## DO THIS
Output all lines exactly.

## Dataset rows about figures
_____

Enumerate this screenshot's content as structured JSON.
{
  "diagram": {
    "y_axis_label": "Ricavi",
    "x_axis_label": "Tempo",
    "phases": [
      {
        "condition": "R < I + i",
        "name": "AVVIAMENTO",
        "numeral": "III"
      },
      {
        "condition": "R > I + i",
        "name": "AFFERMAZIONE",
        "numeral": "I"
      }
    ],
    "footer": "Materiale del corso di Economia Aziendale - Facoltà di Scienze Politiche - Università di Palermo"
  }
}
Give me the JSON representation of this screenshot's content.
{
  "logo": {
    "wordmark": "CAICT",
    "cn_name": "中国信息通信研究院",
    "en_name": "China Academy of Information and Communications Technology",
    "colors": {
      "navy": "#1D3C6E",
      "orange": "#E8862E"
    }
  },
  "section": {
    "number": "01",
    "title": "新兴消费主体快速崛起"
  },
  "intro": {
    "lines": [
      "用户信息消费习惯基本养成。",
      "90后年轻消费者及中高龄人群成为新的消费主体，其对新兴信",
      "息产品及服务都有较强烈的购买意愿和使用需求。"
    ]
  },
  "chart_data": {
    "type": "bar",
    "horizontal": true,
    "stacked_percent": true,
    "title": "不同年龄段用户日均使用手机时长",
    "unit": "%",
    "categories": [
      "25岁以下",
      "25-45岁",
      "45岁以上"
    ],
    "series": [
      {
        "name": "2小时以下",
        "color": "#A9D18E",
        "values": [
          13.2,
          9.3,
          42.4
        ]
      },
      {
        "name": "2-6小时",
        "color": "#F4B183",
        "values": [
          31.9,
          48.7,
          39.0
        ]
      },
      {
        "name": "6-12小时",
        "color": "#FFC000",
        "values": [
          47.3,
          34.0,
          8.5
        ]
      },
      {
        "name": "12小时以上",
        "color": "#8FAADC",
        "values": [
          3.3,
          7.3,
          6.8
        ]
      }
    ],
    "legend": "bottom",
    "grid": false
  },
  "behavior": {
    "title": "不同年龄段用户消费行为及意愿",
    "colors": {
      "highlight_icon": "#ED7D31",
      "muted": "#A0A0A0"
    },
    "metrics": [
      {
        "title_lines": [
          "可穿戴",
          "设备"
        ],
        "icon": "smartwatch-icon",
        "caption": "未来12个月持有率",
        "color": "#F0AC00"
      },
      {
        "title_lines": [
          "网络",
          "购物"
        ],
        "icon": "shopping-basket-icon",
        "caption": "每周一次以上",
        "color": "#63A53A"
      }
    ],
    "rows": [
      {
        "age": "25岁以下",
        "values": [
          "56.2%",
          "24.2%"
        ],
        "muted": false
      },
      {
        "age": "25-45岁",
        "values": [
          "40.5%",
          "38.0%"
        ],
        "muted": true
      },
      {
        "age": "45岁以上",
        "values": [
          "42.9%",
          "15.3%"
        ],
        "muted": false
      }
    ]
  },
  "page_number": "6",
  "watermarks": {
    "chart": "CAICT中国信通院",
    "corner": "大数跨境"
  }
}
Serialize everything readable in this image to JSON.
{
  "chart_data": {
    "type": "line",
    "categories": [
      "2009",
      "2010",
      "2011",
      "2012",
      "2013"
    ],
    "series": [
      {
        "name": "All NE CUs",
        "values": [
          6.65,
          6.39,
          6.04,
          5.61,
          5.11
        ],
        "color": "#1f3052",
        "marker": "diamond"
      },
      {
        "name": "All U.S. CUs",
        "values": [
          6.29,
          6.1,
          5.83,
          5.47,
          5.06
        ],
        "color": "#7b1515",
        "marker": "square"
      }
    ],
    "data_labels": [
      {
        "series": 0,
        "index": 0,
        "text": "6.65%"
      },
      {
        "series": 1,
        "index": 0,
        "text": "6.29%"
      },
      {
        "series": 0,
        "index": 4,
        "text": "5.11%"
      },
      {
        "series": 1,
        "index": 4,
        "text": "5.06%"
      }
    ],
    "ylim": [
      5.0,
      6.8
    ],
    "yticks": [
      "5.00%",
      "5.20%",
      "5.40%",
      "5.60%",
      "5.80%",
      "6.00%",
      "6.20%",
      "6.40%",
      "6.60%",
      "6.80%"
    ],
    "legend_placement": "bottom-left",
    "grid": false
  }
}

_____

## COMPLETE RESPONSE
Enumerate this screenshot's content as structured JSON.
{
  "diagram": {
    "y_axis_label": "Ricavi",
    "x_axis_label": "Tempo",
    "phases": [
      {
        "condition": "R < I + i",
        "name": "AVVIAMENTO",
        "numeral": "III"
      },
      {
        "condition": "R > I + i",
        "name": "AFFERMAZIONE",
        "numeral": "I"
      }
    ],
    "footer": "Materiale del corso di Economia Aziendale - Facoltà di Scienze Politiche - Università di Palermo"
  }
}
Give me the JSON representation of this screenshot's content.
{
  "logo": {
    "wordmark": "CAICT",
    "cn_name": "中国信息通信研究院",
    "en_name": "China Academy of Information and Communications Technology",
    "colors": {
      "navy": "#1D3C6E",
      "orange": "#E8862E"
    }
  },
  "section": {
    "number": "01",
    "title": "新兴消费主体快速崛起"
  },
  "intro": {
    "lines": [
      "用户信息消费习惯基本养成。",
      "90后年轻消费者及中高龄人群成为新的消费主体，其对新兴信",
      "息产品及服务都有较强烈的购买意愿和使用需求。"
    ]
  },
  "chart_data": {
    "type": "bar",
    "horizontal": true,
    "stacked_percent": true,
    "title": "不同年龄段用户日均使用手机时长",
    "unit": "%",
    "categories": [
      "25岁以下",
      "25-45岁",
      "45岁以上"
    ],
    "series": [
      {
        "name": "2小时以下",
        "color": "#A9D18E",
        "values": [
          13.2,
          9.3,
          42.4
        ]
      },
      {
        "name": "2-6小时",
        "color": "#F4B183",
        "values": [
          31.9,
          48.7,
          39.0
        ]
      },
      {
        "name": "6-12小时",
        "color": "#FFC000",
        "values": [
          47.3,
          34.0,
          8.5
        ]
      },
      {
        "name": "12小时以上",
        "color": "#8FAADC",
        "values": [
          3.3,
          7.3,
          6.8
        ]
      }
    ],
    "legend": "bottom",
    "grid": false
  },
  "behavior": {
    "title": "不同年龄段用户消费行为及意愿",
    "colors": {
      "highlight_icon": "#ED7D31",
      "muted": "#A0A0A0"
    },
    "metrics": [
      {
        "title_lines": [
          "可穿戴",
          "设备"
        ],
        "icon": "smartwatch-icon",
        "caption": "未来12个月持有率",
        "color": "#F0AC00"
      },
      {
        "title_lines": [
          "网络",
          "购物"
        ],
        "icon": "shopping-basket-icon",
        "caption": "每周一次以上",
        "color": "#63A53A"
      }
    ],
    "rows": [
      {
        "age": "25岁以下",
        "values": [
          "56.2%",
          "24.2%"
        ],
        "muted": false
      },
      {
        "age": "25-45岁",
        "values": [
          "40.5%",
          "38.0%"
        ],
        "muted": true
      },
      {
        "age": "45岁以上",
        "values": [
          "42.9%",
          "15.3%"
        ],
        "muted": false
      }
    ]
  },
  "page_number": "6",
  "watermarks": {
    "chart": "CAICT中国信通院",
    "corner": "大数跨境"
  }
}
Serialize everything readable in this image to JSON.
{
  "chart_data": {
    "type": "line",
    "categories": [
      "2009",
      "2010",
      "2011",
      "2012",
      "2013"
    ],
    "series": [
      {
        "name": "All NE CUs",
        "values": [
          6.65,
          6.39,
          6.04,
          5.61,
          5.11
        ],
        "color": "#1f3052",
        "marker": "diamond"
      },
      {
        "name": "All U.S. CUs",
        "values": [
          6.29,
          6.1,
          5.83,
          5.47,
          5.06
        ],
        "color": "#7b1515",
        "marker": "square"
      }
    ],
    "data_labels": [
      {
        "series": 0,
        "index": 0,
        "text": "6.65%"
      },
      {
        "series": 1,
        "index": 0,
        "text": "6.29%"
      },
      {
        "series": 0,
        "index": 4,
        "text": "5.11%"
      },
      {
        "series": 1,
        "index": 4,
        "text": "5.06%"
      }
    ],
    "ylim": [
      5.0,
      6.8
    ],
    "yticks": [
      "5.00%",
      "5.20%",
      "5.40%",
      "5.60%",
      "5.80%",
      "6.00%",
      "6.20%",
      "6.40%",
      "6.60%",
      "6.80%"
    ],
    "legend_placement": "bottom-left",
    "grid": false
  }
}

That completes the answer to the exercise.